Your task is to repeat the listing exactly.

===== SUPPLIED RECORDS =====

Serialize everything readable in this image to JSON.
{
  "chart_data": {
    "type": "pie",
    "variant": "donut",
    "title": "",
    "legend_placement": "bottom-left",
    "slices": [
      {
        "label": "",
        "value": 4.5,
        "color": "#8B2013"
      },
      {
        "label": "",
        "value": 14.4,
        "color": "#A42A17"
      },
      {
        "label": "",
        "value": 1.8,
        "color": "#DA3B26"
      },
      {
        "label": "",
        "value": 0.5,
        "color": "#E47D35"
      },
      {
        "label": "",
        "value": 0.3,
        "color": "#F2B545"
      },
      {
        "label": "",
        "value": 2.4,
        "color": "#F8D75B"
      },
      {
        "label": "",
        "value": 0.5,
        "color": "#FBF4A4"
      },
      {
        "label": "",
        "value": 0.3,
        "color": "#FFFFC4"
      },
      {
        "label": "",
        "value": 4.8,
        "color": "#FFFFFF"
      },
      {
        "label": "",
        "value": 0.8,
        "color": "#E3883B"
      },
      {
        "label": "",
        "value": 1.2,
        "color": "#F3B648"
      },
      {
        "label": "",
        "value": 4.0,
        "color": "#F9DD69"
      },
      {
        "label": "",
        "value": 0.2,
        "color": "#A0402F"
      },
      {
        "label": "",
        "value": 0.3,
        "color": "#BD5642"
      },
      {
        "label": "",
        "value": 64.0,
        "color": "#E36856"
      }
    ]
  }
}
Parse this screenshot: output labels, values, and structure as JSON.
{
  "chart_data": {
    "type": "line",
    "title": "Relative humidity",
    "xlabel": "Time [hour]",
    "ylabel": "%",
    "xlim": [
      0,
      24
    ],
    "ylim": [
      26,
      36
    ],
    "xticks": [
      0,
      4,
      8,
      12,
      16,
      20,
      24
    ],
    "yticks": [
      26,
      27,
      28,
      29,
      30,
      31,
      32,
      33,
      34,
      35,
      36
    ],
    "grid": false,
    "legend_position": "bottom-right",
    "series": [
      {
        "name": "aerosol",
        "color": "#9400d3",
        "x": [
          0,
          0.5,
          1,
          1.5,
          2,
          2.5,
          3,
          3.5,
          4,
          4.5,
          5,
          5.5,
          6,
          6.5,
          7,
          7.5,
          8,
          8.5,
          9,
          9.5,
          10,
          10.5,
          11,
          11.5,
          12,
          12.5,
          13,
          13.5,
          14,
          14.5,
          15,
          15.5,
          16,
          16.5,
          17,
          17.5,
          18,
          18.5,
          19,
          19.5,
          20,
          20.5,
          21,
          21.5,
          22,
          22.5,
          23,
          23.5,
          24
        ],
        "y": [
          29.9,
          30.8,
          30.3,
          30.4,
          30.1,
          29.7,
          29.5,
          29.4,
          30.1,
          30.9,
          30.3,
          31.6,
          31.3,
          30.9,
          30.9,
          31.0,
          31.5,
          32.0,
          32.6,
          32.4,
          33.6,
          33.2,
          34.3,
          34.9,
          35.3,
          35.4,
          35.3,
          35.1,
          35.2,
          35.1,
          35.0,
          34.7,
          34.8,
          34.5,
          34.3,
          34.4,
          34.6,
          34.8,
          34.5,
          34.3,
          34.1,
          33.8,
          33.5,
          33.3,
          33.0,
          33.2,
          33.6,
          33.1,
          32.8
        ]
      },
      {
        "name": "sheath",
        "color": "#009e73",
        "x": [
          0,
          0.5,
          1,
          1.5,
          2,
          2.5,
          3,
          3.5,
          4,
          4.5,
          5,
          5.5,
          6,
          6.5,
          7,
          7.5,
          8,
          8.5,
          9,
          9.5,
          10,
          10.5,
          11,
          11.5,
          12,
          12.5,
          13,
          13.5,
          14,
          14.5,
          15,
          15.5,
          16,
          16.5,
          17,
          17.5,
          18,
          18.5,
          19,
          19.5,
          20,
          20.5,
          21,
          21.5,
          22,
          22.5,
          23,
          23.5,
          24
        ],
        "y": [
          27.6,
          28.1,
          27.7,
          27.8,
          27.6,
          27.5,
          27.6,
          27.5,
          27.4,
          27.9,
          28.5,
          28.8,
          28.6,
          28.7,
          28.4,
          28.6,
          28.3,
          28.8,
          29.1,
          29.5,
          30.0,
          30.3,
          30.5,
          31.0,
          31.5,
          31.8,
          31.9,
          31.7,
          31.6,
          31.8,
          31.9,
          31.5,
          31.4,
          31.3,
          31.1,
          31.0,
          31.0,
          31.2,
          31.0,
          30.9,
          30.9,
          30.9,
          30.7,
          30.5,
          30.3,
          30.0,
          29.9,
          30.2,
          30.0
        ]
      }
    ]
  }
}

=====

● WRITTEN RESPONSE
Serialize everything readable in this image to JSON.
{
  "chart_data": {
    "type": "pie",
    "variant": "donut",
    "title": "",
    "legend_placement": "bottom-left",
    "slices": [
      {
        "label": "",
        "value": 4.5,
        "color": "#8B2013"
      },
      {
        "label": "",
        "value": 14.4,
        "color": "#A42A17"
      },
      {
        "label": "",
        "value": 1.8,
        "color": "#DA3B26"
      },
      {
        "label": "",
        "value": 0.5,
        "color": "#E47D35"
      },
      {
        "label": "",
        "value": 0.3,
        "color": "#F2B545"
      },
      {
        "label": "",
        "value": 2.4,
        "color": "#F8D75B"
      },
      {
        "label": "",
        "value": 0.5,
        "color": "#FBF4A4"
      },
      {
        "label": "",
        "value": 0.3,
        "color": "#FFFFC4"
      },
      {
        "label": "",
        "value": 4.8,
        "color": "#FFFFFF"
      },
      {
        "label": "",
        "value": 0.8,
        "color": "#E3883B"
      },
      {
        "label": "",
        "value": 1.2,
        "color": "#F3B648"
      },
      {
        "label": "",
        "value": 4.0,
        "color": "#F9DD69"
      },
      {
        "label": "",
        "value": 0.2,
        "color": "#A0402F"
      },
      {
        "label": "",
        "value": 0.3,
        "color": "#BD5642"
      },
      {
        "label": "",
        "value": 64.0,
        "color": "#E36856"
      }
    ]
  }
}
Parse this screenshot: output labels, values, and structure as JSON.
{
  "chart_data": {
    "type": "line",
    "title": "Relative humidity",
    "xlabel": "Time [hour]",
    "ylabel": "%",
    "xlim": [
      0,
      24
    ],
    "ylim": [
      26,
      36
    ],
    "xticks": [
      0,
      4,
      8,
      12,
      16,
      20,
      24
    ],
    "yticks": [
      26,
      27,
      28,
      29,
      30,
      31,
      32,
      33,
      34,
      35,
      36
    ],
    "grid": false,
    "legend_position": "bottom-right",
    "series": [
      {
        "name": "aerosol",
        "color": "#9400d3",
        "x": [
          0,
          0.5,
          1,
          1.5,
          2,
          2.5,
          3,
          3.5,
          4,
          4.5,
          5,
          5.5,
          6,
          6.5,
          7,
          7.5,
          8,
          8.5,
          9,
          9.5,
          10,
          10.5,
          11,
          11.5,
          12,
          12.5,
          13,
          13.5,
          14,
          14.5,
          15,
          15.5,
          16,
          16.5,
          17,
          17.5,
          18,
          18.5,
          19,
          19.5,
          20,
          20.5,
          21,
          21.5,
          22,
          22.5,
          23,
          23.5,
          24
        ],
        "y": [
          29.9,
          30.8,
          30.3,
          30.4,
          30.1,
          29.7,
          29.5,
          29.4,
          30.1,
          30.9,
          30.3,
          31.6,
          31.3,
          30.9,
          30.9,
          31.0,
          31.5,
          32.0,
          32.6,
          32.4,
          33.6,
          33.2,
          34.3,
          34.9,
          35.3,
          35.4,
          35.3,
          35.1,
          35.2,
          35.1,
          35.0,
          34.7,
          34.8,
          34.5,
          34.3,
          34.4,
          34.6,
          34.8,
          34.5,
          34.3,
          34.1,
          33.8,
          33.5,
          33.3,
          33.0,
          33.2,
          33.6,
          33.1,
          32.8
        ]
      },
      {
        "name": "sheath",
        "color": "#009e73",
        "x": [
          0,
          0.5,
          1,
          1.5,
          2,
          2.5,
          3,
          3.5,
          4,
          4.5,
          5,
          5.5,
          6,
          6.5,
          7,
          7.5,
          8,
          8.5,
          9,
          9.5,
          10,
          10.5,
          11,
          11.5,
          12,
          12.5,
          13,
          13.5,
          14,
          14.5,
          15,
          15.5,
          16,
          16.5,
          17,
          17.5,
          18,
          18.5,
          19,
          19.5,
          20,
          20.5,
          21,
          21.5,
          22,
          22.5,
          23,
          23.5,
          24
        ],
        "y": [
          27.6,
          28.1,
          27.7,
          27.8,
          27.6,
          27.5,
          27.6,
          27.5,
          27.4,
          27.9,
          28.5,
          28.8,
          28.6,
          28.7,
          28.4,
          28.6,
          28.3,
          28.8,
          29.1,
          29.5,
          30.0,
          30.3,
          30.5,
          31.0,
          31.5,
          31.8,
          31.9,
          31.7,
          31.6,
          31.8,
          31.9,
          31.5,
          31.4,
          31.3,
          31.1,
          31.0,
          31.0,
          31.2,
          31.0,
          30.9,
          30.9,
          30.9,
          30.7,
          30.5,
          30.3,
          30.0,
          29.9,
          30.2,
          30.0
        ]
      }
    ]
  }
}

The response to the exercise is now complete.